§ Task brief
The listing beneath should be written out in full, exactly as shown.

=== Input ===

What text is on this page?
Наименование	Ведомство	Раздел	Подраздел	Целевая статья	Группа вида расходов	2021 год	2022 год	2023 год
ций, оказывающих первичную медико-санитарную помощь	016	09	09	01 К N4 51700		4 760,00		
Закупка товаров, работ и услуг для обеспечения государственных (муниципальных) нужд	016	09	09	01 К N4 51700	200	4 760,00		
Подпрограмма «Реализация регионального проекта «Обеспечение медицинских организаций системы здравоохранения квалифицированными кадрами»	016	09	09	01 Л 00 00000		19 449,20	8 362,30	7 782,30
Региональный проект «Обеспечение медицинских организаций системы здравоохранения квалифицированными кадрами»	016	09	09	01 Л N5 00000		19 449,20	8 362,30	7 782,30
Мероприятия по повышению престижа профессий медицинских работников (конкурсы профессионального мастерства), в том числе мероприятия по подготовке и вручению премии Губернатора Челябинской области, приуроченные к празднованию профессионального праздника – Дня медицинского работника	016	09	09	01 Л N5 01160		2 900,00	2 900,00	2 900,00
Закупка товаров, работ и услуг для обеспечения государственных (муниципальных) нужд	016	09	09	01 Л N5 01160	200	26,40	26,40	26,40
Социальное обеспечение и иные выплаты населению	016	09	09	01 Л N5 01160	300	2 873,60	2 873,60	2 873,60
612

===

§ Solution for this task
What text is on this page?
Наименование	Ведомство	Раздел	Подраздел	Целевая статья	Группа вида расходов	2021 год	2022 год	2023 год
ций, оказывающих первичную медико-санитарную помощь	016	09	09	01 К N4 51700		4 760,00		
Закупка товаров, работ и услуг для обеспечения государственных (муниципальных) нужд	016	09	09	01 К N4 51700	200	4 760,00		
Подпрограмма «Реализация регионального проекта «Обеспечение медицинских организаций системы здравоохранения квалифицированными кадрами»	016	09	09	01 Л 00 00000		19 449,20	8 362,30	7 782,30
Региональный проект «Обеспечение медицинских организаций системы здравоохранения квалифицированными кадрами»	016	09	09	01 Л N5 00000		19 449,20	8 362,30	7 782,30
Мероприятия по повышению престижа профессий медицинских работников (конкурсы профессионального мастерства), в том числе мероприятия по подготовке и вручению премии Губернатора Челябинской области, приуроченные к празднованию профессионального праздника – Дня медицинского работника	016	09	09	01 Л N5 01160		2 900,00	2 900,00	2 900,00
Закупка товаров, работ и услуг для обеспечения государственных (муниципальных) нужд	016	09	09	01 Л N5 01160	200	26,40	26,40	26,40
Социальное обеспечение и иные выплаты населению	016	09	09	01 Л N5 01160	300	2 873,60	2 873,60	2 873,60
612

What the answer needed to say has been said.